▸ TASK DIRECTIONS
Copy out the entries in full and with complete accuracy; pictures are excluded.

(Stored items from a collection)
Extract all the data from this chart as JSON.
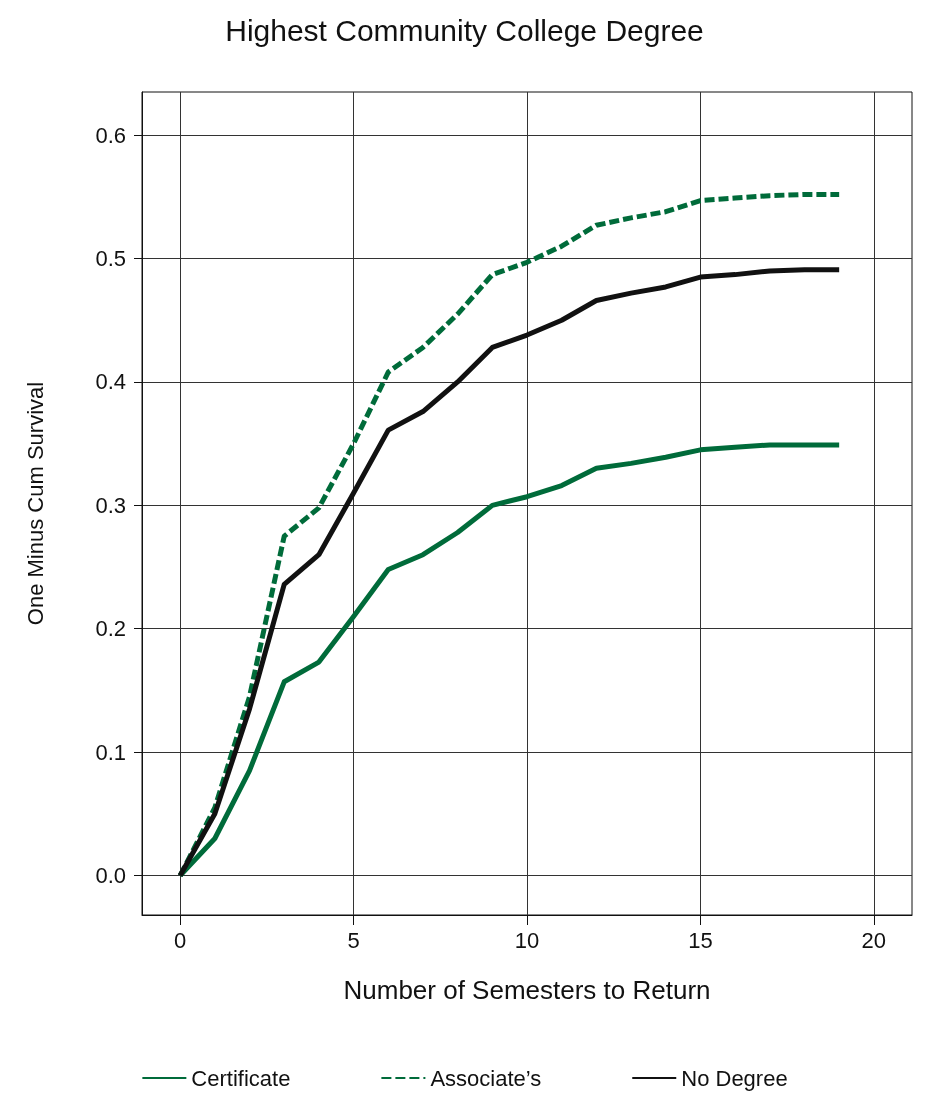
{
  "chart_data": {
    "type": "line",
    "title": "Highest Community College Degree",
    "xlabel": "Number of Semesters to Return",
    "ylabel": "One Minus Cum Survival",
    "x": [
      0,
      1,
      2,
      3,
      4,
      5,
      6,
      7,
      8,
      9,
      10,
      11,
      12,
      13,
      14,
      15,
      16,
      17,
      18,
      19
    ],
    "series": [
      {
        "name": "Certificate",
        "color": "#006b3a",
        "line_style": "solid",
        "values": [
          0,
          0.03,
          0.085,
          0.157,
          0.173,
          0.21,
          0.248,
          0.26,
          0.278,
          0.3,
          0.307,
          0.316,
          0.33,
          0.334,
          0.339,
          0.345,
          0.347,
          0.349,
          0.349,
          0.349
        ]
      },
      {
        "name": "Associate’s",
        "color": "#006b3a",
        "line_style": "dashed",
        "values": [
          0,
          0.055,
          0.145,
          0.275,
          0.298,
          0.35,
          0.408,
          0.428,
          0.455,
          0.487,
          0.497,
          0.51,
          0.527,
          0.533,
          0.538,
          0.547,
          0.549,
          0.551,
          0.552,
          0.552
        ]
      },
      {
        "name": "No Degree",
        "color": "#111111",
        "line_style": "solid",
        "values": [
          0,
          0.05,
          0.135,
          0.236,
          0.26,
          0.31,
          0.361,
          0.376,
          0.4,
          0.428,
          0.438,
          0.45,
          0.466,
          0.472,
          0.477,
          0.485,
          0.487,
          0.49,
          0.491,
          0.491
        ]
      }
    ],
    "xlim": [
      -1.1,
      21.1
    ],
    "xticks": [
      0,
      5,
      10,
      15,
      20
    ],
    "ylim": [
      -0.032,
      0.635
    ],
    "yticks": [
      {
        "value": 0,
        "label": "0.0"
      },
      0.1,
      0.2,
      0.3,
      0.4,
      0.5,
      0.6
    ],
    "grid": true,
    "legend": "bottom",
    "marker": "none"
  }
}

▸ EXERCISE OUTPUT
Extract all the data from this chart as JSON.
{
  "chart_data": {
    "type": "line",
    "title": "Highest Community College Degree",
    "xlabel": "Number of Semesters to Return",
    "ylabel": "One Minus Cum Survival",
    "x": [
      0,
      1,
      2,
      3,
      4,
      5,
      6,
      7,
      8,
      9,
      10,
      11,
      12,
      13,
      14,
      15,
      16,
      17,
      18,
      19
    ],
    "series": [
      {
        "name": "Certificate",
        "color": "#006b3a",
        "line_style": "solid",
        "values": [
          0,
          0.03,
          0.085,
          0.157,
          0.173,
          0.21,
          0.248,
          0.26,
          0.278,
          0.3,
          0.307,
          0.316,
          0.33,
          0.334,
          0.339,
          0.345,
          0.347,
          0.349,
          0.349,
          0.349
        ]
      },
      {
        "name": "Associate’s",
        "color": "#006b3a",
        "line_style": "dashed",
        "values": [
          0,
          0.055,
          0.145,
          0.275,
          0.298,
          0.35,
          0.408,
          0.428,
          0.455,
          0.487,
          0.497,
          0.51,
          0.527,
          0.533,
          0.538,
          0.547,
          0.549,
          0.551,
          0.552,
          0.552
        ]
      },
      {
        "name": "No Degree",
        "color": "#111111",
        "line_style": "solid",
        "values": [
          0,
          0.05,
          0.135,
          0.236,
          0.26,
          0.31,
          0.361,
          0.376,
          0.4,
          0.428,
          0.438,
          0.45,
          0.466,
          0.472,
          0.477,
          0.485,
          0.487,
          0.49,
          0.491,
          0.491
        ]
      }
    ],
    "xlim": [
      -1.1,
      21.1
    ],
    "xticks": [
      0,
      5,
      10,
      15,
      20
    ],
    "ylim": [
      -0.032,
      0.635
    ],
    "yticks": [
      {
        "value": 0,
        "label": "0.0"
      },
      0.1,
      0.2,
      0.3,
      0.4,
      0.5,
      0.6
    ],
    "grid": true,
    "legend": "bottom",
    "marker": "none"
  }
}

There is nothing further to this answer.